- [Required work]: Pull out each line of the records holding the string "JSON".
= = = = = = =
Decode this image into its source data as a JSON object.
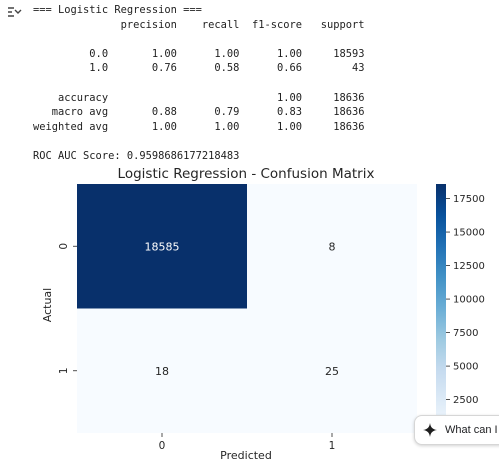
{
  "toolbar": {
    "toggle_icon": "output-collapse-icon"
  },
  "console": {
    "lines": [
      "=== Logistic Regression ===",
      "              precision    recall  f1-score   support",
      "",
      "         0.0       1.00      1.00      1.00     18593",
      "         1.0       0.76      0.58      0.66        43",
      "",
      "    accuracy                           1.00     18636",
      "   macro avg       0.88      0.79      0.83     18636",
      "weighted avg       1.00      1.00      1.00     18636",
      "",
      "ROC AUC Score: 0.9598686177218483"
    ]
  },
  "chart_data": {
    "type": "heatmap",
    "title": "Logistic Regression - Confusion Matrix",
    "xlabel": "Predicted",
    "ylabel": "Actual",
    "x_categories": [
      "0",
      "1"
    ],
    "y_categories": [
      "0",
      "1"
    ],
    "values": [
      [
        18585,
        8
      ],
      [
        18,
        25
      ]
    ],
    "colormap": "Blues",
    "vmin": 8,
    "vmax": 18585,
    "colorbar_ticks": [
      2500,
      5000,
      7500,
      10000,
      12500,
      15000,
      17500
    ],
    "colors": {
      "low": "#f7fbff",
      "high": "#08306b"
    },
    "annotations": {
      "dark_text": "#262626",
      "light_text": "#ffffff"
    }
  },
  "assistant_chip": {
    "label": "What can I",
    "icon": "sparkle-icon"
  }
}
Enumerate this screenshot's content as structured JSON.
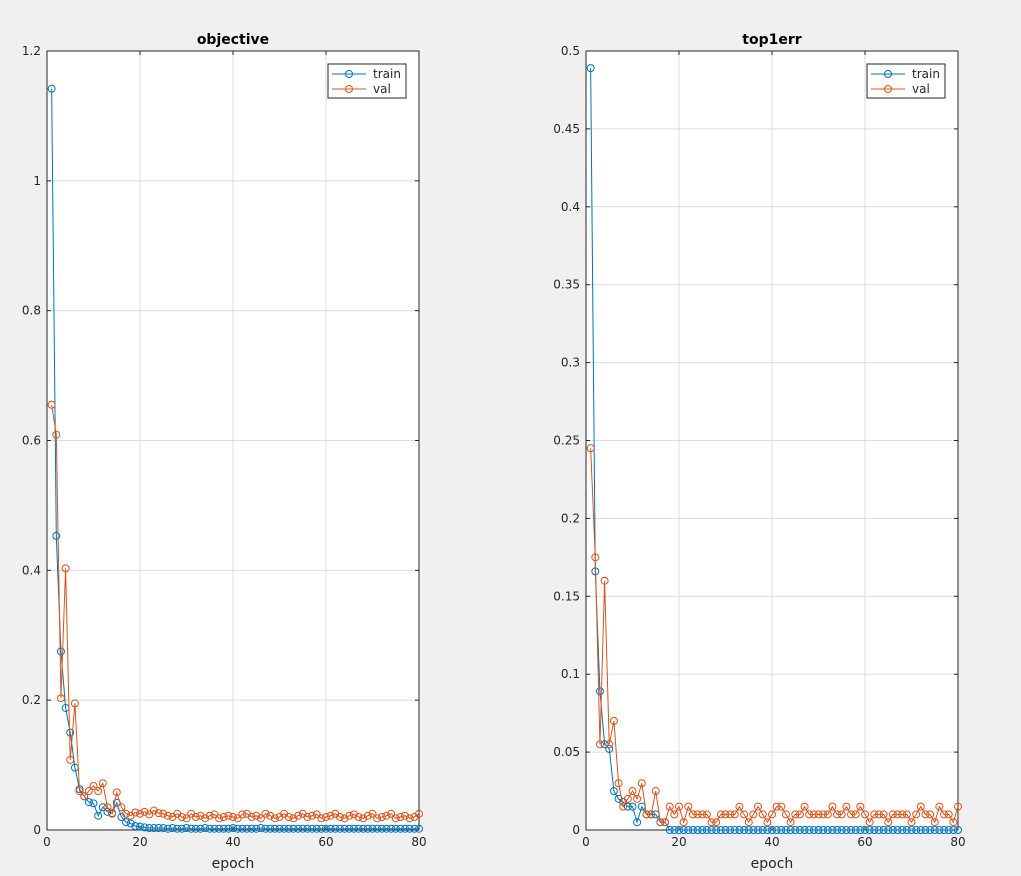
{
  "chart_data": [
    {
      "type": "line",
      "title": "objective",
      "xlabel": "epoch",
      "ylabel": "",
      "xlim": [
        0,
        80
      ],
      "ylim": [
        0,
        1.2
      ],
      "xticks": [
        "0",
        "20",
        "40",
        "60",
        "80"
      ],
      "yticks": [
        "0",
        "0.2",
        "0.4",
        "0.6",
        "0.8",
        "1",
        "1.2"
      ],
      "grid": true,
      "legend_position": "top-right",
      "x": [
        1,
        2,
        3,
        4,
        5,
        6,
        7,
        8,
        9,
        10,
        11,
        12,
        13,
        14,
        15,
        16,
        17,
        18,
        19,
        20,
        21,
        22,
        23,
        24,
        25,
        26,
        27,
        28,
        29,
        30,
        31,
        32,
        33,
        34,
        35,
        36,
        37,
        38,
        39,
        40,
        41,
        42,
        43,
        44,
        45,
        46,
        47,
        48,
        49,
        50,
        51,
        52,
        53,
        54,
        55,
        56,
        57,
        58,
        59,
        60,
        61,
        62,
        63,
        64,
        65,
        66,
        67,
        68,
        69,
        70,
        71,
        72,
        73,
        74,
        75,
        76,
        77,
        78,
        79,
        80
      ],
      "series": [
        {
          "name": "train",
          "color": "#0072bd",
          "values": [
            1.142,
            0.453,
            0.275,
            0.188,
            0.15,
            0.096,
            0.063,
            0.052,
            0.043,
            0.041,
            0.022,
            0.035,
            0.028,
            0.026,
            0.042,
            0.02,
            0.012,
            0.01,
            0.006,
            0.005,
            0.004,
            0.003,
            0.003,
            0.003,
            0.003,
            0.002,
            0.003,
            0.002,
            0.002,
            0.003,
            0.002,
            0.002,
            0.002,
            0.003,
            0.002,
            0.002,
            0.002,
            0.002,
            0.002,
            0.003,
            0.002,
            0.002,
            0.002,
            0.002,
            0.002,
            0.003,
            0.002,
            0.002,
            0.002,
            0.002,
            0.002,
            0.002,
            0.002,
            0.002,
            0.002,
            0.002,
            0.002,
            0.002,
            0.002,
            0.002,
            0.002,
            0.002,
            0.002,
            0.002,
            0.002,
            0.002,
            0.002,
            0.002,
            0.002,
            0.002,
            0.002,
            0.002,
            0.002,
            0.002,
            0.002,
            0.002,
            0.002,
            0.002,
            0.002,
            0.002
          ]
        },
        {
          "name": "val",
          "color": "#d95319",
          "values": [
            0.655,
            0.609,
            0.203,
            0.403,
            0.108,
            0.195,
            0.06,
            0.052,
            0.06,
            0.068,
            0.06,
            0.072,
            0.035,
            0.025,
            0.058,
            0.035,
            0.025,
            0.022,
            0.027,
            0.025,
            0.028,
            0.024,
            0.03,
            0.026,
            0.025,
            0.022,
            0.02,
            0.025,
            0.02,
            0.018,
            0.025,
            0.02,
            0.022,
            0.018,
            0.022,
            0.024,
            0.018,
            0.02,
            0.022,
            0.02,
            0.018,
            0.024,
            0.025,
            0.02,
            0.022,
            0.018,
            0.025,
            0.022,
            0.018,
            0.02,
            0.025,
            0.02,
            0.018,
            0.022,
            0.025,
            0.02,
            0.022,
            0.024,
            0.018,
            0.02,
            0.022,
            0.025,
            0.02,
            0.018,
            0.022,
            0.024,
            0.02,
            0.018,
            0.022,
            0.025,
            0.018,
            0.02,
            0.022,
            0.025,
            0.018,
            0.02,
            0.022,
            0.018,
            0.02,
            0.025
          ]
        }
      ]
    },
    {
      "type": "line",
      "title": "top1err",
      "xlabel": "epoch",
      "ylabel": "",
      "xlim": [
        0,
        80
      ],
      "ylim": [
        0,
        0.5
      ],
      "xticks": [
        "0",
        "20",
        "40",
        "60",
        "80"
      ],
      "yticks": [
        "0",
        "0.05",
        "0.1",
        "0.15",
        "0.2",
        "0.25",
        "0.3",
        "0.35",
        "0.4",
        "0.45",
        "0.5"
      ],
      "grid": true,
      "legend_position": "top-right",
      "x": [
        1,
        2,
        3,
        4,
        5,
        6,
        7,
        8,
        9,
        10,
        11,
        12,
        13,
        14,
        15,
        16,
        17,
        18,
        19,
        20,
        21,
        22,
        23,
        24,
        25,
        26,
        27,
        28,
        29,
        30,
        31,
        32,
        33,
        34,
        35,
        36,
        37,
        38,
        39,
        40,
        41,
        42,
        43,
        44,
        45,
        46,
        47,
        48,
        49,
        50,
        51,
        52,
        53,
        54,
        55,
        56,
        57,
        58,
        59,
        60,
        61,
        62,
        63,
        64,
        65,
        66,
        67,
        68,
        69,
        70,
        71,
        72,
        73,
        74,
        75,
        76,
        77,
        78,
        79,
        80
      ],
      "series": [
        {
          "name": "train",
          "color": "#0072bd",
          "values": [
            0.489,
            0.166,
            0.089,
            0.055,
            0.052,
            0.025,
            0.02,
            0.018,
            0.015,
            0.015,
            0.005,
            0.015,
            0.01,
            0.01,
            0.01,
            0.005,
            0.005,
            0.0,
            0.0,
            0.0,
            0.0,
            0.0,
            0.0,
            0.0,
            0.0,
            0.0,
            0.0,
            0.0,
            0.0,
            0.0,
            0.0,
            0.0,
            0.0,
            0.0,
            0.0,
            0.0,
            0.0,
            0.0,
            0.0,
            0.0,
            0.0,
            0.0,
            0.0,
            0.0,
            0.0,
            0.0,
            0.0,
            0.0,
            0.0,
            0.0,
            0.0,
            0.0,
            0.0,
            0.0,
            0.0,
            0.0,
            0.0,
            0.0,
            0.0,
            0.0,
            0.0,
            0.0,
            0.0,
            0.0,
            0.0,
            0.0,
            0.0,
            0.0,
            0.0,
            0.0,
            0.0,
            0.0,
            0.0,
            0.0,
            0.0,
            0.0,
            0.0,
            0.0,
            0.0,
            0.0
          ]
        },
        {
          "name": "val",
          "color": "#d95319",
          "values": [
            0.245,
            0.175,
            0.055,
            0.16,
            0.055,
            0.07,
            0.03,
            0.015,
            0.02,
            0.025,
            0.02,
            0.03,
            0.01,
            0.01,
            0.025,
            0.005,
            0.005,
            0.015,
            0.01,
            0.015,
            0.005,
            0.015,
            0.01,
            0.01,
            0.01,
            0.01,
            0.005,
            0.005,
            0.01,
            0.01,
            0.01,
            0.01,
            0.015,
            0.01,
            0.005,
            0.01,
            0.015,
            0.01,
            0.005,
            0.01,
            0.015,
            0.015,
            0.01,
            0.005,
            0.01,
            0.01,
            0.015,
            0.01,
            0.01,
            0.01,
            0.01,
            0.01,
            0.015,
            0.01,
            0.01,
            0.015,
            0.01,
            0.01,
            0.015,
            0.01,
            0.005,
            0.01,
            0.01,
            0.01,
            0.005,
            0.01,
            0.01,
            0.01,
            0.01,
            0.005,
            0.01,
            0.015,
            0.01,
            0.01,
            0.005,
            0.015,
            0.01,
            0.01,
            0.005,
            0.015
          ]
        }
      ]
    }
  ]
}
= = = = = = =
- [Task solution]:
Decode this image into its source data as a JSON object.
Enumerate this screenshot's content as structured JSON.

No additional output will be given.